---- The input

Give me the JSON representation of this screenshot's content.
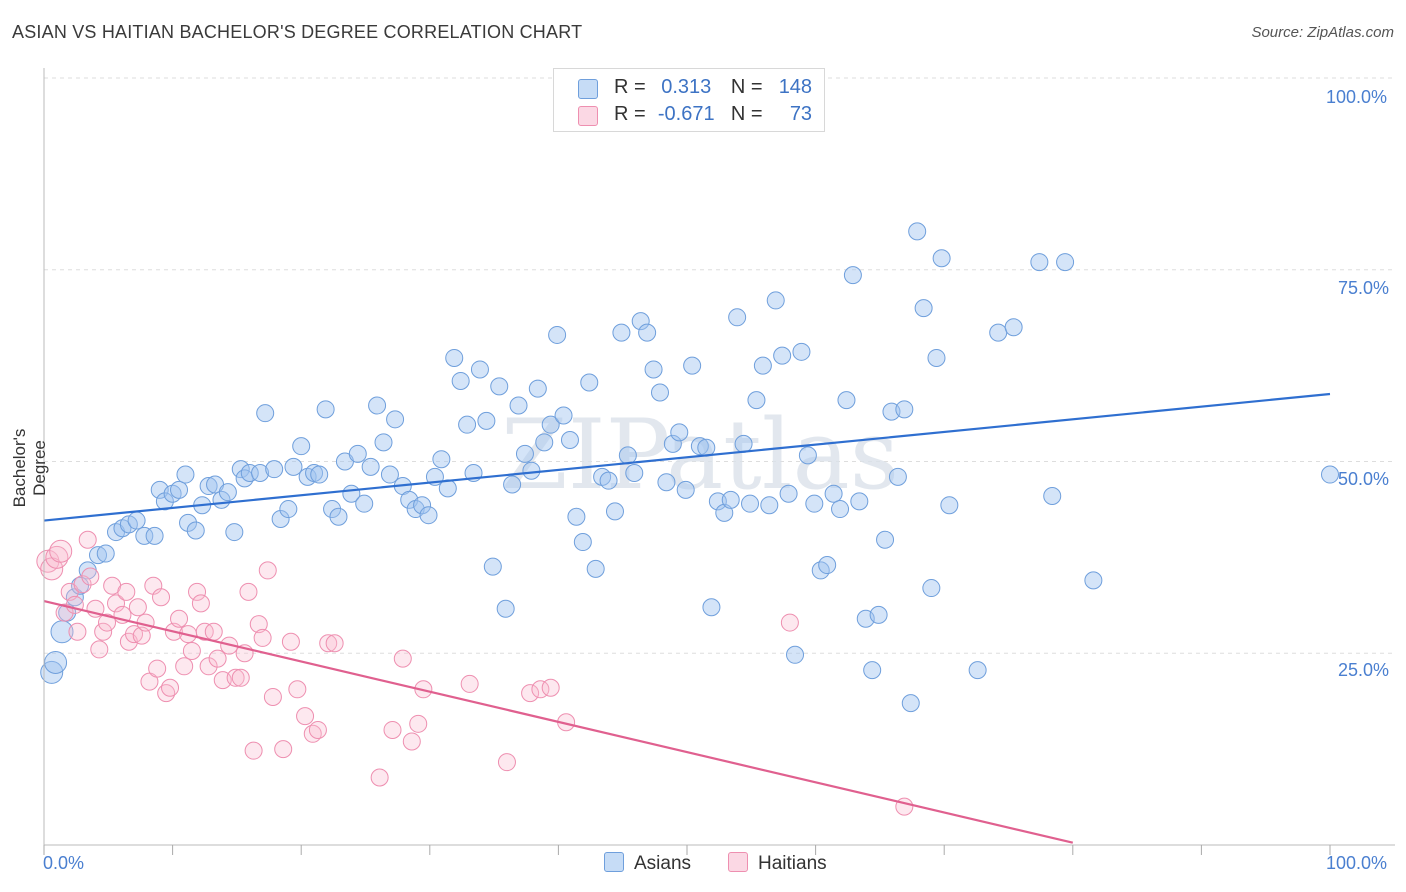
{
  "title": "ASIAN VS HAITIAN BACHELOR'S DEGREE CORRELATION CHART",
  "source": "Source: ZipAtlas.com",
  "watermark": "ZIPatlas",
  "colors": {
    "asian_fill": "rgba(160,196,240,0.45)",
    "asian_stroke": "#6f9fdc",
    "asian_line": "#2f6fd0",
    "haitian_fill": "rgba(248,190,210,0.35)",
    "haitian_stroke": "#ee8fb0",
    "haitian_line": "#e0608f",
    "tick_label": "#4a7fd0",
    "grid": "#dddddd"
  },
  "legend": {
    "rows": [
      {
        "r_label": "R =",
        "r_value": "0.313",
        "n_label": "N =",
        "n_value": "148"
      },
      {
        "r_label": "R =",
        "r_value": "-0.671",
        "n_label": "N =",
        "n_value": "73"
      }
    ]
  },
  "bottom_legend": {
    "asians": "Asians",
    "haitians": "Haitians"
  },
  "chart_data": {
    "type": "scatter",
    "title": "ASIAN VS HAITIAN BACHELOR'S DEGREE CORRELATION CHART",
    "xlabel": "",
    "ylabel": "Bachelor's Degree",
    "xlim": [
      0,
      100
    ],
    "ylim": [
      0,
      100
    ],
    "x_tick_labels": [
      "0.0%",
      "100.0%"
    ],
    "y_ticks": [
      25,
      50,
      75,
      100
    ],
    "y_tick_labels": [
      "25.0%",
      "50.0%",
      "75.0%",
      "100.0%"
    ],
    "grid": true,
    "series": [
      {
        "name": "Asians",
        "r": 0.313,
        "n": 148,
        "trend": {
          "x": [
            0,
            100
          ],
          "y": [
            42.3,
            58.8
          ]
        },
        "points": [
          [
            0.6,
            22.5
          ],
          [
            0.9,
            23.8
          ],
          [
            1.4,
            27.8
          ],
          [
            1.8,
            30.3
          ],
          [
            2.4,
            32.3
          ],
          [
            2.8,
            33.8
          ],
          [
            3.4,
            35.8
          ],
          [
            4.2,
            37.8
          ],
          [
            4.8,
            38.0
          ],
          [
            5.6,
            40.8
          ],
          [
            6.1,
            41.3
          ],
          [
            6.6,
            41.8
          ],
          [
            7.2,
            42.3
          ],
          [
            7.8,
            40.3
          ],
          [
            8.6,
            40.3
          ],
          [
            9.0,
            46.3
          ],
          [
            9.4,
            44.8
          ],
          [
            10.0,
            45.8
          ],
          [
            10.5,
            46.3
          ],
          [
            11.0,
            48.3
          ],
          [
            11.2,
            42.0
          ],
          [
            11.8,
            41.0
          ],
          [
            12.3,
            44.3
          ],
          [
            12.8,
            46.8
          ],
          [
            13.3,
            47.0
          ],
          [
            13.8,
            45.0
          ],
          [
            14.3,
            46.0
          ],
          [
            14.8,
            40.8
          ],
          [
            15.3,
            49.0
          ],
          [
            15.6,
            47.8
          ],
          [
            16.0,
            48.5
          ],
          [
            16.8,
            48.5
          ],
          [
            17.2,
            56.3
          ],
          [
            17.9,
            49.0
          ],
          [
            18.4,
            42.5
          ],
          [
            19.0,
            43.8
          ],
          [
            19.4,
            49.3
          ],
          [
            20.0,
            52.0
          ],
          [
            20.5,
            48.0
          ],
          [
            21.0,
            48.5
          ],
          [
            21.4,
            48.3
          ],
          [
            21.9,
            56.8
          ],
          [
            22.4,
            43.8
          ],
          [
            22.9,
            42.8
          ],
          [
            23.4,
            50.0
          ],
          [
            23.9,
            45.8
          ],
          [
            24.4,
            51.0
          ],
          [
            24.9,
            44.5
          ],
          [
            25.4,
            49.3
          ],
          [
            25.9,
            57.3
          ],
          [
            26.4,
            52.5
          ],
          [
            26.9,
            48.3
          ],
          [
            27.3,
            55.5
          ],
          [
            27.9,
            46.8
          ],
          [
            28.4,
            45.0
          ],
          [
            28.9,
            43.8
          ],
          [
            29.4,
            44.3
          ],
          [
            29.9,
            43.0
          ],
          [
            30.4,
            48.0
          ],
          [
            30.9,
            50.3
          ],
          [
            31.4,
            46.5
          ],
          [
            31.9,
            63.5
          ],
          [
            32.4,
            60.5
          ],
          [
            32.9,
            54.8
          ],
          [
            33.4,
            48.5
          ],
          [
            33.9,
            62.0
          ],
          [
            34.4,
            55.3
          ],
          [
            34.9,
            36.3
          ],
          [
            35.4,
            59.8
          ],
          [
            35.9,
            30.8
          ],
          [
            36.4,
            47.0
          ],
          [
            36.9,
            57.3
          ],
          [
            37.4,
            51.0
          ],
          [
            37.9,
            48.8
          ],
          [
            38.4,
            59.5
          ],
          [
            38.9,
            52.5
          ],
          [
            39.4,
            54.8
          ],
          [
            39.9,
            66.5
          ],
          [
            40.4,
            56.0
          ],
          [
            40.9,
            52.8
          ],
          [
            41.4,
            42.8
          ],
          [
            41.9,
            39.5
          ],
          [
            42.4,
            60.3
          ],
          [
            42.9,
            36.0
          ],
          [
            43.4,
            48.0
          ],
          [
            43.9,
            47.5
          ],
          [
            44.4,
            43.5
          ],
          [
            44.9,
            66.8
          ],
          [
            45.4,
            50.8
          ],
          [
            45.9,
            48.5
          ],
          [
            46.4,
            68.3
          ],
          [
            46.9,
            66.8
          ],
          [
            47.4,
            62.0
          ],
          [
            47.9,
            59.0
          ],
          [
            48.4,
            47.3
          ],
          [
            48.9,
            52.3
          ],
          [
            49.4,
            53.8
          ],
          [
            49.9,
            46.3
          ],
          [
            50.4,
            62.5
          ],
          [
            51.0,
            52.0
          ],
          [
            51.5,
            51.8
          ],
          [
            51.9,
            31.0
          ],
          [
            52.4,
            44.8
          ],
          [
            52.9,
            43.3
          ],
          [
            53.4,
            45.0
          ],
          [
            53.9,
            68.8
          ],
          [
            54.4,
            52.3
          ],
          [
            54.9,
            44.5
          ],
          [
            55.4,
            58.0
          ],
          [
            55.9,
            62.5
          ],
          [
            56.4,
            44.3
          ],
          [
            56.9,
            71.0
          ],
          [
            57.4,
            63.8
          ],
          [
            57.9,
            45.8
          ],
          [
            58.4,
            24.8
          ],
          [
            58.9,
            64.3
          ],
          [
            59.4,
            50.8
          ],
          [
            59.9,
            44.5
          ],
          [
            60.4,
            35.8
          ],
          [
            60.9,
            36.5
          ],
          [
            61.4,
            45.8
          ],
          [
            61.9,
            43.8
          ],
          [
            62.4,
            58.0
          ],
          [
            62.9,
            74.3
          ],
          [
            63.4,
            44.8
          ],
          [
            63.9,
            29.5
          ],
          [
            64.4,
            22.8
          ],
          [
            64.9,
            30.0
          ],
          [
            65.4,
            39.8
          ],
          [
            65.9,
            56.5
          ],
          [
            66.4,
            48.0
          ],
          [
            66.9,
            56.8
          ],
          [
            67.4,
            18.5
          ],
          [
            67.9,
            80.0
          ],
          [
            68.4,
            70.0
          ],
          [
            69.0,
            33.5
          ],
          [
            69.4,
            63.5
          ],
          [
            69.8,
            76.5
          ],
          [
            70.4,
            44.3
          ],
          [
            72.6,
            22.8
          ],
          [
            74.2,
            66.8
          ],
          [
            75.4,
            67.5
          ],
          [
            77.4,
            76.0
          ],
          [
            78.4,
            45.5
          ],
          [
            79.4,
            76.0
          ],
          [
            81.6,
            34.5
          ],
          [
            100.0,
            48.3
          ]
        ]
      },
      {
        "name": "Haitians",
        "r": -0.671,
        "n": 73,
        "trend": {
          "x": [
            0,
            80
          ],
          "y": [
            31.8,
            0.3
          ]
        },
        "points": [
          [
            0.3,
            37.0
          ],
          [
            0.6,
            36.0
          ],
          [
            1.0,
            37.5
          ],
          [
            1.3,
            38.3
          ],
          [
            1.6,
            30.3
          ],
          [
            2.0,
            33.0
          ],
          [
            2.4,
            31.3
          ],
          [
            2.6,
            27.8
          ],
          [
            3.0,
            34.0
          ],
          [
            3.4,
            39.8
          ],
          [
            3.6,
            35.0
          ],
          [
            4.0,
            30.8
          ],
          [
            4.3,
            25.5
          ],
          [
            4.6,
            27.8
          ],
          [
            4.9,
            29.0
          ],
          [
            5.3,
            33.8
          ],
          [
            5.6,
            31.5
          ],
          [
            6.1,
            30.0
          ],
          [
            6.4,
            33.0
          ],
          [
            6.6,
            26.5
          ],
          [
            7.0,
            27.5
          ],
          [
            7.3,
            31.0
          ],
          [
            7.6,
            27.3
          ],
          [
            7.9,
            29.0
          ],
          [
            8.2,
            21.3
          ],
          [
            8.5,
            33.8
          ],
          [
            8.8,
            23.0
          ],
          [
            9.1,
            32.3
          ],
          [
            9.5,
            19.8
          ],
          [
            9.8,
            20.5
          ],
          [
            10.1,
            27.8
          ],
          [
            10.5,
            29.5
          ],
          [
            10.9,
            23.3
          ],
          [
            11.2,
            27.5
          ],
          [
            11.5,
            25.3
          ],
          [
            11.9,
            33.0
          ],
          [
            12.2,
            31.5
          ],
          [
            12.5,
            27.8
          ],
          [
            12.8,
            23.3
          ],
          [
            13.2,
            27.8
          ],
          [
            13.5,
            24.3
          ],
          [
            13.9,
            21.5
          ],
          [
            14.4,
            26.0
          ],
          [
            14.9,
            21.8
          ],
          [
            15.3,
            21.8
          ],
          [
            15.6,
            25.0
          ],
          [
            15.9,
            33.0
          ],
          [
            16.3,
            12.3
          ],
          [
            16.7,
            28.8
          ],
          [
            17.0,
            27.0
          ],
          [
            17.4,
            35.8
          ],
          [
            17.8,
            19.3
          ],
          [
            18.6,
            12.5
          ],
          [
            19.2,
            26.5
          ],
          [
            19.7,
            20.3
          ],
          [
            20.3,
            16.8
          ],
          [
            20.9,
            14.5
          ],
          [
            21.3,
            15.0
          ],
          [
            22.1,
            26.3
          ],
          [
            22.6,
            26.3
          ],
          [
            26.1,
            8.8
          ],
          [
            27.1,
            15.0
          ],
          [
            27.9,
            24.3
          ],
          [
            28.6,
            13.5
          ],
          [
            29.1,
            15.8
          ],
          [
            29.5,
            20.3
          ],
          [
            33.1,
            21.0
          ],
          [
            36.0,
            10.8
          ],
          [
            37.8,
            19.8
          ],
          [
            38.6,
            20.3
          ],
          [
            39.4,
            20.5
          ],
          [
            40.6,
            16.0
          ],
          [
            58.0,
            29.0
          ],
          [
            66.9,
            5.0
          ]
        ]
      }
    ]
  }
}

--------

Task details: Provide only the number of lines in the records containing the string "rgba".

Complete answer: 2